| MATERIAL FOR THIS TASK |
-- -- --

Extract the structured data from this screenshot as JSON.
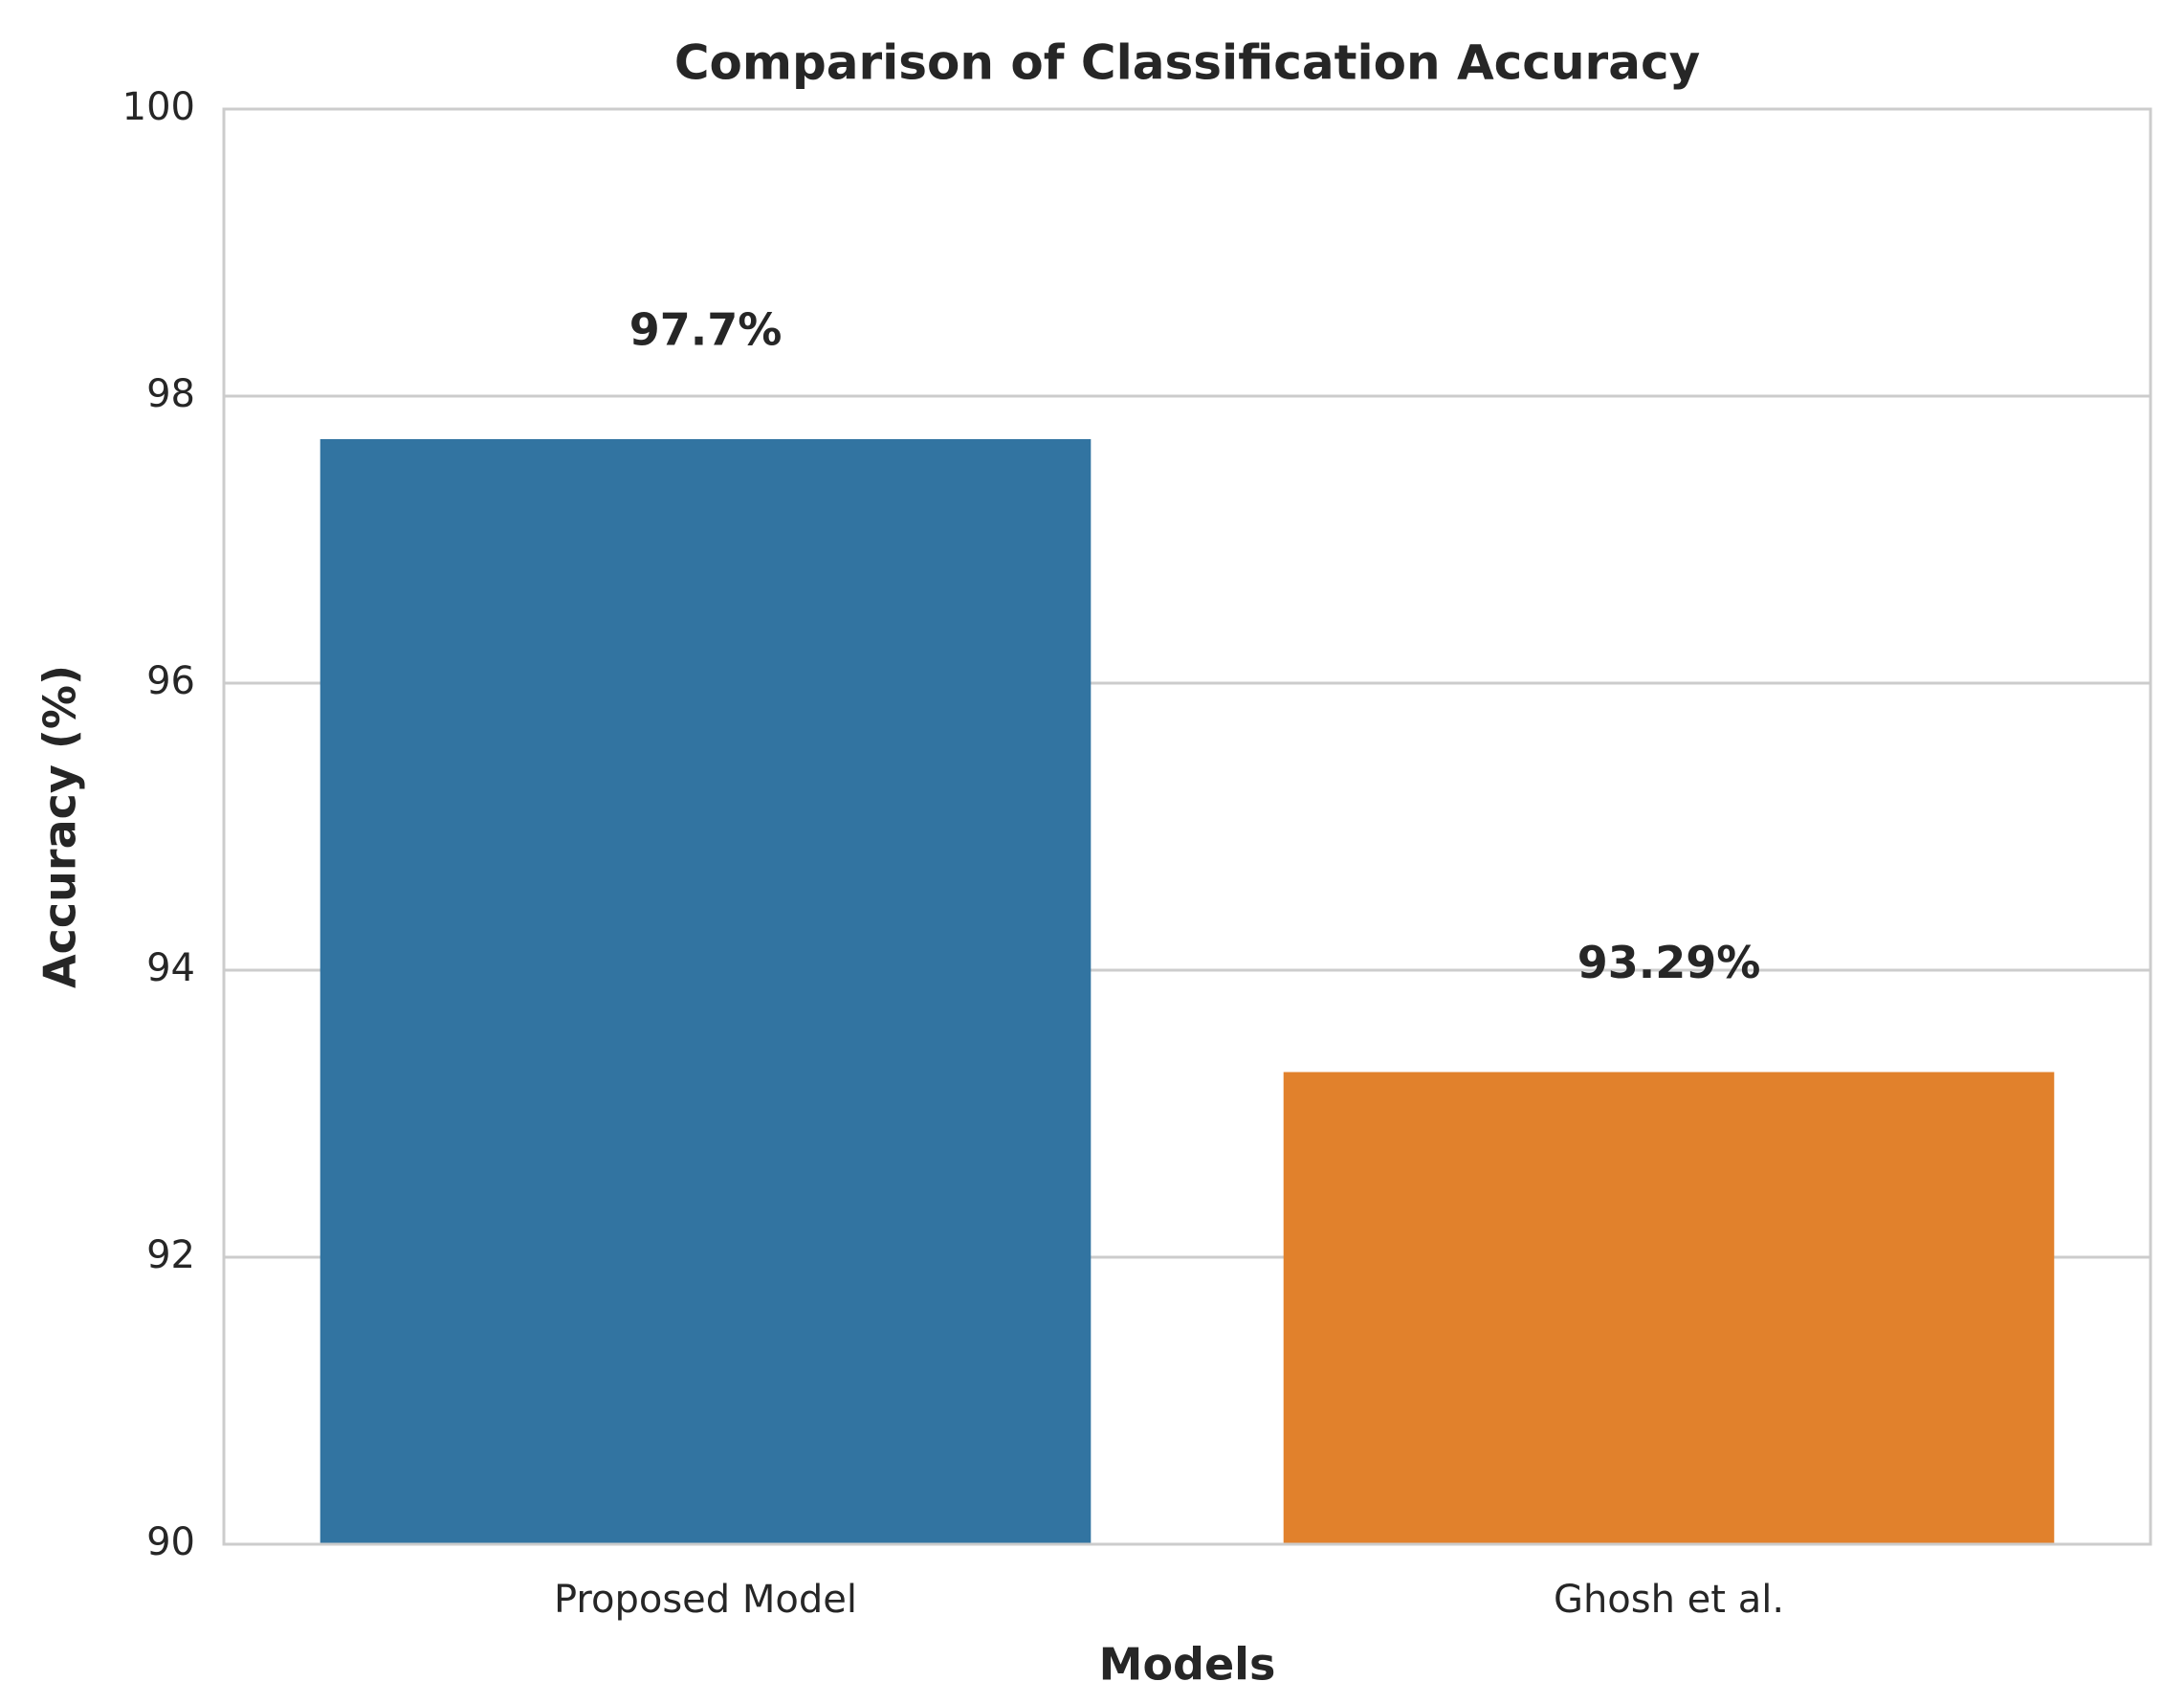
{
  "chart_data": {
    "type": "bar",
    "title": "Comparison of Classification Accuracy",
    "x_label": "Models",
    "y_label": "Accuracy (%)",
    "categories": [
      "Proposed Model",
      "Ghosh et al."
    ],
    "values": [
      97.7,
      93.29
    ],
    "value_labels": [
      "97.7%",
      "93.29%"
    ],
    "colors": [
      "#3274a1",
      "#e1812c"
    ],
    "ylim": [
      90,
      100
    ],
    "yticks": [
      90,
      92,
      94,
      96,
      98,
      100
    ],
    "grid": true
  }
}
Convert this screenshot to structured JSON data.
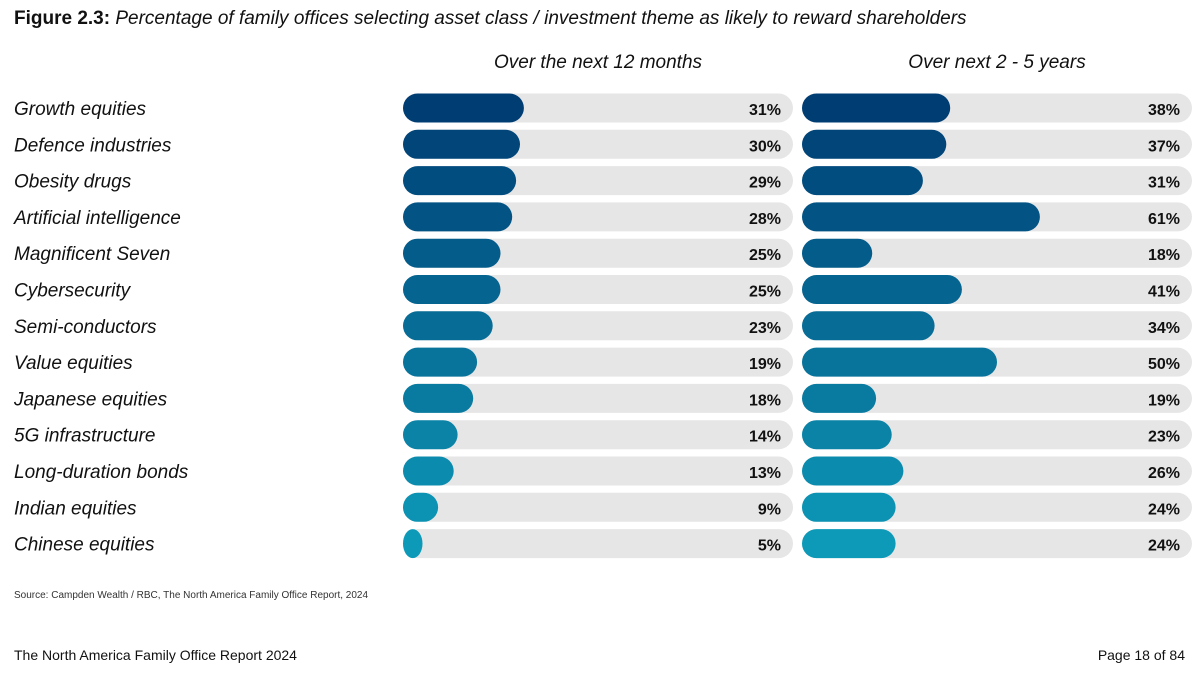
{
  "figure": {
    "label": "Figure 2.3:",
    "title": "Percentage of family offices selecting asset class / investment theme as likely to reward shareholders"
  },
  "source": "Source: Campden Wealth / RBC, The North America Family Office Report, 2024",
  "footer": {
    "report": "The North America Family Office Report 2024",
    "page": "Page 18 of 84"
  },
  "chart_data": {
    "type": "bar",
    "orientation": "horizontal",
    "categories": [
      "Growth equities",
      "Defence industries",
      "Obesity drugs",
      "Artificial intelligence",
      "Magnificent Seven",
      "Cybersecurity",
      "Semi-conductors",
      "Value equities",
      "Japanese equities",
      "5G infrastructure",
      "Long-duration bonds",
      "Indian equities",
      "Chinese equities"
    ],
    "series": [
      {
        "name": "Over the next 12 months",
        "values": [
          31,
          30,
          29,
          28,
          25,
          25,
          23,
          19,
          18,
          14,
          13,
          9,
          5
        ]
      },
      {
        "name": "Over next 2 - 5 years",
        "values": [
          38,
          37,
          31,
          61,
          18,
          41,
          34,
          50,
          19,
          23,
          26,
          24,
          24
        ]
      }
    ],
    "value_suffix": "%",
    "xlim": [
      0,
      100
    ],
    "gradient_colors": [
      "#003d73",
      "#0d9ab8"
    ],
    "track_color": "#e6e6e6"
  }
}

-- -- --

| WHAT IS EXPECTED |
Show all lines from the records above where the word "JSON" occurs.

| OUTPUT BELOW |
Extract the structured data from this screenshot as JSON.
Convert this screenshot to structured JSON data.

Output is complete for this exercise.